Structured figure records
****

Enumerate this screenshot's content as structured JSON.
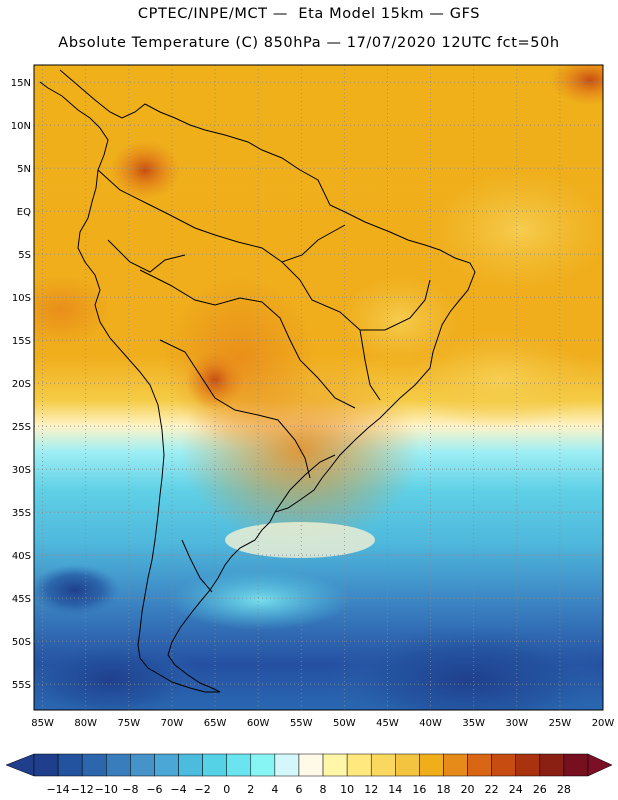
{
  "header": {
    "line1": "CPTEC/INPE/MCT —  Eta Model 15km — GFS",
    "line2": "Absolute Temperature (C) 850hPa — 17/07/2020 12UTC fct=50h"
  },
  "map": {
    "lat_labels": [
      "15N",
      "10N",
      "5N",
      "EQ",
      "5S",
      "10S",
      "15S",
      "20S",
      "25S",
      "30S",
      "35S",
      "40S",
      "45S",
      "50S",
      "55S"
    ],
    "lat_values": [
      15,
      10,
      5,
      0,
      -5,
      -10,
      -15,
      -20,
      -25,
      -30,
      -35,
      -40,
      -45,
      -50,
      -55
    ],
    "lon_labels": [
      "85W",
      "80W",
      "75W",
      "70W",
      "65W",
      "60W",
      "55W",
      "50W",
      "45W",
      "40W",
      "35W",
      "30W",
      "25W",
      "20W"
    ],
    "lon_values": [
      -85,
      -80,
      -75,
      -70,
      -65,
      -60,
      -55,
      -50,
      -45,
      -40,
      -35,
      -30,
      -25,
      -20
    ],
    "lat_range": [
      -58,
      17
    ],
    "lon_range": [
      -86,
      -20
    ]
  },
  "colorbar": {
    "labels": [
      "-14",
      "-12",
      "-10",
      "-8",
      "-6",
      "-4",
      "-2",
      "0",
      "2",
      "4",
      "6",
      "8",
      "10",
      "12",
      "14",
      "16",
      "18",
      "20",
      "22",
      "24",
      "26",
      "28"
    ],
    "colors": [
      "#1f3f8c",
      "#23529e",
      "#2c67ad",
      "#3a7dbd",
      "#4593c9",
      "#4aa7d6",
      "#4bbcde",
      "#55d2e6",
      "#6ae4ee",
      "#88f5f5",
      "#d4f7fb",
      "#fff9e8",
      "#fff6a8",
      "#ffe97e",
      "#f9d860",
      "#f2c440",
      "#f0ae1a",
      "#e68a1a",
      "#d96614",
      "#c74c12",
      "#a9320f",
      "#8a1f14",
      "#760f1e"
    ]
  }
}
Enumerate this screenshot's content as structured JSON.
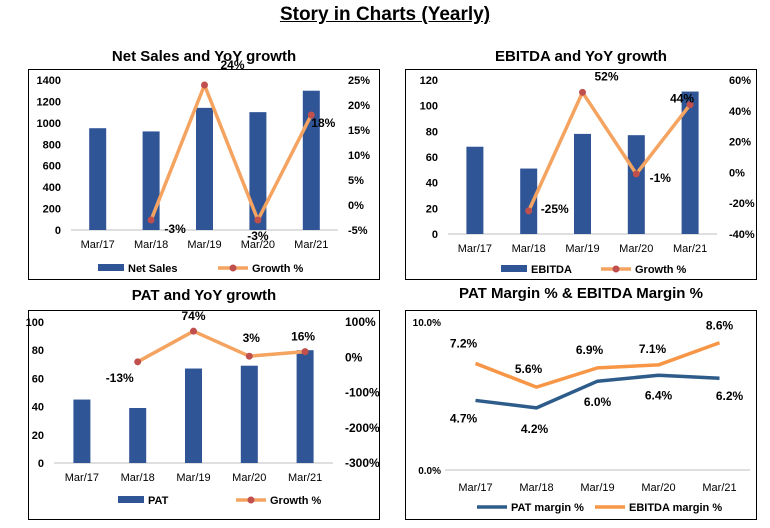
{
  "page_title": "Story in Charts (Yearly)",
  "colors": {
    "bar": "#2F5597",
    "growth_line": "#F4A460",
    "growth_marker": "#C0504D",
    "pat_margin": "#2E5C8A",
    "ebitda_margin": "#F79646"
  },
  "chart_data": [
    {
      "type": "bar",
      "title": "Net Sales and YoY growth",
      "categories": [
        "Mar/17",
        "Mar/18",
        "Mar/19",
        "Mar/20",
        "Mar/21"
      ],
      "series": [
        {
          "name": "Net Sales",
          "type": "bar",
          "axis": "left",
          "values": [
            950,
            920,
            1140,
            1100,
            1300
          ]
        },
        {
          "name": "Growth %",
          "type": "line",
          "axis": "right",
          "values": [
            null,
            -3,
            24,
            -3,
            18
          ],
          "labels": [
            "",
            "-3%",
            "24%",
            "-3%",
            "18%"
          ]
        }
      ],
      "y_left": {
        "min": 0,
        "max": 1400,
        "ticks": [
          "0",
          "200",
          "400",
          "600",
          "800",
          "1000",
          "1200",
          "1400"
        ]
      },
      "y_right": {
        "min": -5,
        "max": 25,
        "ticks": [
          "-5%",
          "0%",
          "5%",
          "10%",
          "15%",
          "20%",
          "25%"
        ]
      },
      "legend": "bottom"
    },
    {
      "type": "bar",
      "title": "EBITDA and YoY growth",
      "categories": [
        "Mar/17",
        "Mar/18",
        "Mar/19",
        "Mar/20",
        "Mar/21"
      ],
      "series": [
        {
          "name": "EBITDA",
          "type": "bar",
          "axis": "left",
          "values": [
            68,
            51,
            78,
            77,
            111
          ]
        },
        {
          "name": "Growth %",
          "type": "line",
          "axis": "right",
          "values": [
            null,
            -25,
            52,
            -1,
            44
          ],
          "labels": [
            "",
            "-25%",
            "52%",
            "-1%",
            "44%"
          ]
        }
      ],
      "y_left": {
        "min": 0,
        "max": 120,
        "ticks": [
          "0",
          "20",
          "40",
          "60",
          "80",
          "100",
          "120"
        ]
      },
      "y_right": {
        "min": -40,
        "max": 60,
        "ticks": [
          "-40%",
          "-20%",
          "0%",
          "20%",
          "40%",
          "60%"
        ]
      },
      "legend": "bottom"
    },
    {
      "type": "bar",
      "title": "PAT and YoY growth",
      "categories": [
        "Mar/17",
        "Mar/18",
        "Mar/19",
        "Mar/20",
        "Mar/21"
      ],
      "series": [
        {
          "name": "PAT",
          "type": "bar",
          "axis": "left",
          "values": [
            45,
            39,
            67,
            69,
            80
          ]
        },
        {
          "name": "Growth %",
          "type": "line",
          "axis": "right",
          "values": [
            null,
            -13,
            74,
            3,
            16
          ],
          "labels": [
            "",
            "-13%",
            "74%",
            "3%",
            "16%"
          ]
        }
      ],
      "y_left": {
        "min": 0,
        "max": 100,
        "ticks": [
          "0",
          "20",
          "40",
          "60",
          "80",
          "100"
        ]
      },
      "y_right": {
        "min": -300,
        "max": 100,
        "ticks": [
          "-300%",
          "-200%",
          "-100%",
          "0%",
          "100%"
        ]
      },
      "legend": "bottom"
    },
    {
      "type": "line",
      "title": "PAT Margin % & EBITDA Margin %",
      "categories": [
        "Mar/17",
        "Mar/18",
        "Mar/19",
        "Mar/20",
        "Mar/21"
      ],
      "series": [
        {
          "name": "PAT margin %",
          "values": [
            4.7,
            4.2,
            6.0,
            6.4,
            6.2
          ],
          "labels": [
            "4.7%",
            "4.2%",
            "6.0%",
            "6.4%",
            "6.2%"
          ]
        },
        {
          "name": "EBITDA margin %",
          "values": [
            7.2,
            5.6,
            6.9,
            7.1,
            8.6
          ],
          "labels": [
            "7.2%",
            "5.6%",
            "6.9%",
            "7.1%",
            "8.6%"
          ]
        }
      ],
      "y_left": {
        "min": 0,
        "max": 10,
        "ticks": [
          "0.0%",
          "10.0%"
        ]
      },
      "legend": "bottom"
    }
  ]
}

****

* **AIM OF THE TASK**: Give an exact reproduction of every line, leaving out any picture.

* **FULL RESPONSE**:
Enumerate this screenshot's content as structured JSON.
{
  "header": {
    "line1": "CPTEC/INPE/MCT —  Eta Model 15km — GFS",
    "line2": "Absolute Temperature (C) 850hPa — 17/07/2020 12UTC fct=50h"
  },
  "map": {
    "lat_labels": [
      "15N",
      "10N",
      "5N",
      "EQ",
      "5S",
      "10S",
      "15S",
      "20S",
      "25S",
      "30S",
      "35S",
      "40S",
      "45S",
      "50S",
      "55S"
    ],
    "lat_values": [
      15,
      10,
      5,
      0,
      -5,
      -10,
      -15,
      -20,
      -25,
      -30,
      -35,
      -40,
      -45,
      -50,
      -55
    ],
    "lon_labels": [
      "85W",
      "80W",
      "75W",
      "70W",
      "65W",
      "60W",
      "55W",
      "50W",
      "45W",
      "40W",
      "35W",
      "30W",
      "25W",
      "20W"
    ],
    "lon_values": [
      -85,
      -80,
      -75,
      -70,
      -65,
      -60,
      -55,
      -50,
      -45,
      -40,
      -35,
      -30,
      -25,
      -20
    ],
    "lat_range": [
      -58,
      17
    ],
    "lon_range": [
      -86,
      -20
    ]
  },
  "colorbar": {
    "labels": [
      "-14",
      "-12",
      "-10",
      "-8",
      "-6",
      "-4",
      "-2",
      "0",
      "2",
      "4",
      "6",
      "8",
      "10",
      "12",
      "14",
      "16",
      "18",
      "20",
      "22",
      "24",
      "26",
      "28"
    ],
    "colors": [
      "#1f3f8c",
      "#23529e",
      "#2c67ad",
      "#3a7dbd",
      "#4593c9",
      "#4aa7d6",
      "#4bbcde",
      "#55d2e6",
      "#6ae4ee",
      "#88f5f5",
      "#d4f7fb",
      "#fff9e8",
      "#fff6a8",
      "#ffe97e",
      "#f9d860",
      "#f2c440",
      "#f0ae1a",
      "#e68a1a",
      "#d96614",
      "#c74c12",
      "#a9320f",
      "#8a1f14",
      "#760f1e"
    ]
  }
}
Enumerate this screenshot's content as structured JSON.
{
  "page_title": "Story in Charts (Yearly)",
  "colors": {
    "bar": "#2F5597",
    "growth_line": "#F4A460",
    "growth_marker": "#C0504D",
    "pat_margin": "#2E5C8A",
    "ebitda_margin": "#F79646"
  },
  "chart_data": [
    {
      "type": "bar",
      "title": "Net Sales and YoY growth",
      "categories": [
        "Mar/17",
        "Mar/18",
        "Mar/19",
        "Mar/20",
        "Mar/21"
      ],
      "series": [
        {
          "name": "Net Sales",
          "type": "bar",
          "axis": "left",
          "values": [
            950,
            920,
            1140,
            1100,
            1300
          ]
        },
        {
          "name": "Growth %",
          "type": "line",
          "axis": "right",
          "values": [
            null,
            -3,
            24,
            -3,
            18
          ],
          "labels": [
            "",
            "-3%",
            "24%",
            "-3%",
            "18%"
          ]
        }
      ],
      "y_left": {
        "min": 0,
        "max": 1400,
        "ticks": [
          "0",
          "200",
          "400",
          "600",
          "800",
          "1000",
          "1200",
          "1400"
        ]
      },
      "y_right": {
        "min": -5,
        "max": 25,
        "ticks": [
          "-5%",
          "0%",
          "5%",
          "10%",
          "15%",
          "20%",
          "25%"
        ]
      },
      "legend": "bottom"
    },
    {
      "type": "bar",
      "title": "EBITDA and YoY growth",
      "categories": [
        "Mar/17",
        "Mar/18",
        "Mar/19",
        "Mar/20",
        "Mar/21"
      ],
      "series": [
        {
          "name": "EBITDA",
          "type": "bar",
          "axis": "left",
          "values": [
            68,
            51,
            78,
            77,
            111
          ]
        },
        {
          "name": "Growth %",
          "type": "line",
          "axis": "right",
          "values": [
            null,
            -25,
            52,
            -1,
            44
          ],
          "labels": [
            "",
            "-25%",
            "52%",
            "-1%",
            "44%"
          ]
        }
      ],
      "y_left": {
        "min": 0,
        "max": 120,
        "ticks": [
          "0",
          "20",
          "40",
          "60",
          "80",
          "100",
          "120"
        ]
      },
      "y_right": {
        "min": -40,
        "max": 60,
        "ticks": [
          "-40%",
          "-20%",
          "0%",
          "20%",
          "40%",
          "60%"
        ]
      },
      "legend": "bottom"
    },
    {
      "type": "bar",
      "title": "PAT and YoY growth",
      "categories": [
        "Mar/17",
        "Mar/18",
        "Mar/19",
        "Mar/20",
        "Mar/21"
      ],
      "series": [
        {
          "name": "PAT",
          "type": "bar",
          "axis": "left",
          "values": [
            45,
            39,
            67,
            69,
            80
          ]
        },
        {
          "name": "Growth %",
          "type": "line",
          "axis": "right",
          "values": [
            null,
            -13,
            74,
            3,
            16
          ],
          "labels": [
            "",
            "-13%",
            "74%",
            "3%",
            "16%"
          ]
        }
      ],
      "y_left": {
        "min": 0,
        "max": 100,
        "ticks": [
          "0",
          "20",
          "40",
          "60",
          "80",
          "100"
        ]
      },
      "y_right": {
        "min": -300,
        "max": 100,
        "ticks": [
          "-300%",
          "-200%",
          "-100%",
          "0%",
          "100%"
        ]
      },
      "legend": "bottom"
    },
    {
      "type": "line",
      "title": "PAT Margin % & EBITDA Margin %",
      "categories": [
        "Mar/17",
        "Mar/18",
        "Mar/19",
        "Mar/20",
        "Mar/21"
      ],
      "series": [
        {
          "name": "PAT margin %",
          "values": [
            4.7,
            4.2,
            6.0,
            6.4,
            6.2
          ],
          "labels": [
            "4.7%",
            "4.2%",
            "6.0%",
            "6.4%",
            "6.2%"
          ]
        },
        {
          "name": "EBITDA margin %",
          "values": [
            7.2,
            5.6,
            6.9,
            7.1,
            8.6
          ],
          "labels": [
            "7.2%",
            "5.6%",
            "6.9%",
            "7.1%",
            "8.6%"
          ]
        }
      ],
      "y_left": {
        "min": 0,
        "max": 10,
        "ticks": [
          "0.0%",
          "10.0%"
        ]
      },
      "legend": "bottom"
    }
  ]
}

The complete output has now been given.